-------- Rows --------

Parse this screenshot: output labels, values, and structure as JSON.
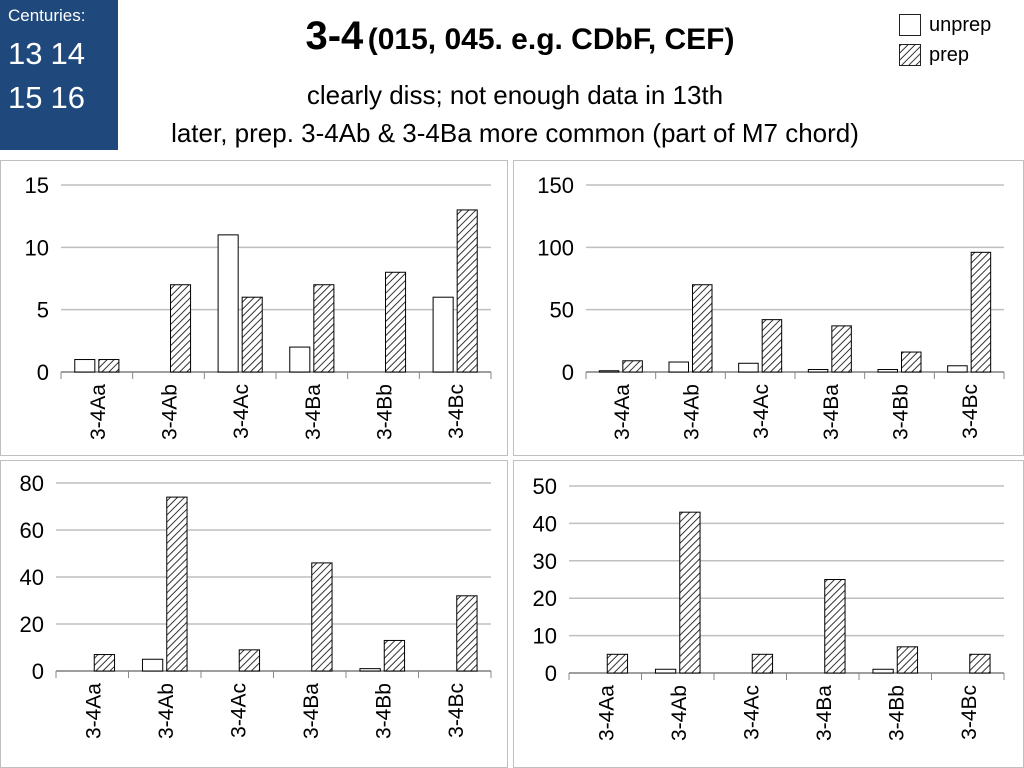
{
  "header": {
    "centuries_label": "Centuries:",
    "centuries": [
      "13",
      "14",
      "15",
      "16"
    ],
    "title_main": "3-4",
    "title_detail": "(015, 045. e.g. CDbF, CEF)",
    "subtitle_1": "clearly diss; not enough data in 13th",
    "subtitle_2": "later, prep. 3-4Ab & 3-4Ba more common (part of M7 chord)"
  },
  "legend": {
    "unprep": "unprep",
    "prep": "prep"
  },
  "colors": {
    "badge": "#1f497d",
    "unprep_fill": "#ffffff",
    "grid": "#bfbfbf"
  },
  "chart_data": [
    {
      "type": "bar",
      "categories": [
        "3-4Aa",
        "3-4Ab",
        "3-4Ac",
        "3-4Ba",
        "3-4Bb",
        "3-4Bc"
      ],
      "series": [
        {
          "name": "unprep",
          "values": [
            1,
            0,
            11,
            2,
            0,
            6
          ]
        },
        {
          "name": "prep",
          "values": [
            1,
            7,
            6,
            7,
            8,
            13
          ]
        }
      ],
      "ylim": [
        0,
        15
      ],
      "yticks": [
        0,
        5,
        10,
        15
      ],
      "grid": true
    },
    {
      "type": "bar",
      "categories": [
        "3-4Aa",
        "3-4Ab",
        "3-4Ac",
        "3-4Ba",
        "3-4Bb",
        "3-4Bc"
      ],
      "series": [
        {
          "name": "unprep",
          "values": [
            1,
            8,
            7,
            2,
            2,
            5
          ]
        },
        {
          "name": "prep",
          "values": [
            9,
            70,
            42,
            37,
            16,
            96
          ]
        }
      ],
      "ylim": [
        0,
        150
      ],
      "yticks": [
        0,
        50,
        100,
        150
      ],
      "grid": true
    },
    {
      "type": "bar",
      "categories": [
        "3-4Aa",
        "3-4Ab",
        "3-4Ac",
        "3-4Ba",
        "3-4Bb",
        "3-4Bc"
      ],
      "series": [
        {
          "name": "unprep",
          "values": [
            0,
            5,
            0,
            0,
            1,
            0
          ]
        },
        {
          "name": "prep",
          "values": [
            7,
            74,
            9,
            46,
            13,
            32
          ]
        }
      ],
      "ylim": [
        0,
        80
      ],
      "yticks": [
        0,
        20,
        40,
        60,
        80
      ],
      "grid": true
    },
    {
      "type": "bar",
      "categories": [
        "3-4Aa",
        "3-4Ab",
        "3-4Ac",
        "3-4Ba",
        "3-4Bb",
        "3-4Bc"
      ],
      "series": [
        {
          "name": "unprep",
          "values": [
            0,
            1,
            0,
            0,
            1,
            0
          ]
        },
        {
          "name": "prep",
          "values": [
            5,
            43,
            5,
            25,
            7,
            5
          ]
        }
      ],
      "ylim": [
        0,
        50
      ],
      "yticks": [
        0,
        10,
        20,
        30,
        40,
        50
      ],
      "grid": true
    }
  ]
}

--------

(Exercise) Repeat the records above exactly, leaving out any pictures they contain.

(Exercise output)
Parse this screenshot: output labels, values, and structure as JSON.
{
  "header": {
    "centuries_label": "Centuries:",
    "centuries": [
      "13",
      "14",
      "15",
      "16"
    ],
    "title_main": "3-4",
    "title_detail": "(015, 045. e.g. CDbF, CEF)",
    "subtitle_1": "clearly diss; not enough data in 13th",
    "subtitle_2": "later, prep. 3-4Ab & 3-4Ba more common (part of M7 chord)"
  },
  "legend": {
    "unprep": "unprep",
    "prep": "prep"
  },
  "colors": {
    "badge": "#1f497d",
    "unprep_fill": "#ffffff",
    "grid": "#bfbfbf"
  },
  "chart_data": [
    {
      "type": "bar",
      "categories": [
        "3-4Aa",
        "3-4Ab",
        "3-4Ac",
        "3-4Ba",
        "3-4Bb",
        "3-4Bc"
      ],
      "series": [
        {
          "name": "unprep",
          "values": [
            1,
            0,
            11,
            2,
            0,
            6
          ]
        },
        {
          "name": "prep",
          "values": [
            1,
            7,
            6,
            7,
            8,
            13
          ]
        }
      ],
      "ylim": [
        0,
        15
      ],
      "yticks": [
        0,
        5,
        10,
        15
      ],
      "grid": true
    },
    {
      "type": "bar",
      "categories": [
        "3-4Aa",
        "3-4Ab",
        "3-4Ac",
        "3-4Ba",
        "3-4Bb",
        "3-4Bc"
      ],
      "series": [
        {
          "name": "unprep",
          "values": [
            1,
            8,
            7,
            2,
            2,
            5
          ]
        },
        {
          "name": "prep",
          "values": [
            9,
            70,
            42,
            37,
            16,
            96
          ]
        }
      ],
      "ylim": [
        0,
        150
      ],
      "yticks": [
        0,
        50,
        100,
        150
      ],
      "grid": true
    },
    {
      "type": "bar",
      "categories": [
        "3-4Aa",
        "3-4Ab",
        "3-4Ac",
        "3-4Ba",
        "3-4Bb",
        "3-4Bc"
      ],
      "series": [
        {
          "name": "unprep",
          "values": [
            0,
            5,
            0,
            0,
            1,
            0
          ]
        },
        {
          "name": "prep",
          "values": [
            7,
            74,
            9,
            46,
            13,
            32
          ]
        }
      ],
      "ylim": [
        0,
        80
      ],
      "yticks": [
        0,
        20,
        40,
        60,
        80
      ],
      "grid": true
    },
    {
      "type": "bar",
      "categories": [
        "3-4Aa",
        "3-4Ab",
        "3-4Ac",
        "3-4Ba",
        "3-4Bb",
        "3-4Bc"
      ],
      "series": [
        {
          "name": "unprep",
          "values": [
            0,
            1,
            0,
            0,
            1,
            0
          ]
        },
        {
          "name": "prep",
          "values": [
            5,
            43,
            5,
            25,
            7,
            5
          ]
        }
      ],
      "ylim": [
        0,
        50
      ],
      "yticks": [
        0,
        10,
        20,
        30,
        40,
        50
      ],
      "grid": true
    }
  ]
}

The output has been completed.